Locate the word "unit" in the data below, then copy every line that holds it.

▶ [Rows from a dataset]:
§
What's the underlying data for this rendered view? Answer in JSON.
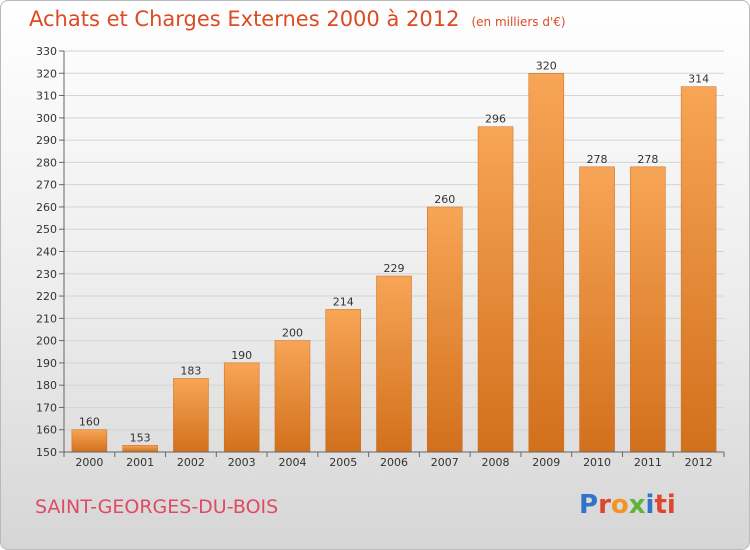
{
  "header": {
    "title": "Achats et Charges Externes 2000 à 2012",
    "unit": "(en milliers d'€)"
  },
  "footer": {
    "commune": "SAINT-GEORGES-DU-BOIS",
    "logo": "Proxiti"
  },
  "colors": {
    "bar_top": "#f7a556",
    "bar_bottom": "#d2701c",
    "title": "#dc4b22",
    "commune": "#e04a63"
  },
  "chart_data": {
    "type": "bar",
    "title": "Achats et Charges Externes 2000 à 2012",
    "unit": "(en milliers d'€)",
    "categories": [
      "2000",
      "2001",
      "2002",
      "2003",
      "2004",
      "2005",
      "2006",
      "2007",
      "2008",
      "2009",
      "2010",
      "2011",
      "2012"
    ],
    "values": [
      160,
      153,
      183,
      190,
      200,
      214,
      229,
      260,
      296,
      320,
      278,
      278,
      314
    ],
    "ylim": [
      150,
      330
    ],
    "yticks": [
      150,
      160,
      170,
      180,
      190,
      200,
      210,
      220,
      230,
      240,
      250,
      260,
      270,
      280,
      290,
      300,
      310,
      320,
      330
    ],
    "grid": true
  }
}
§
▶ [WRITTEN REPLY]:
    "unit": "(en milliers d'€)"
    "unit": "(en milliers d'€)",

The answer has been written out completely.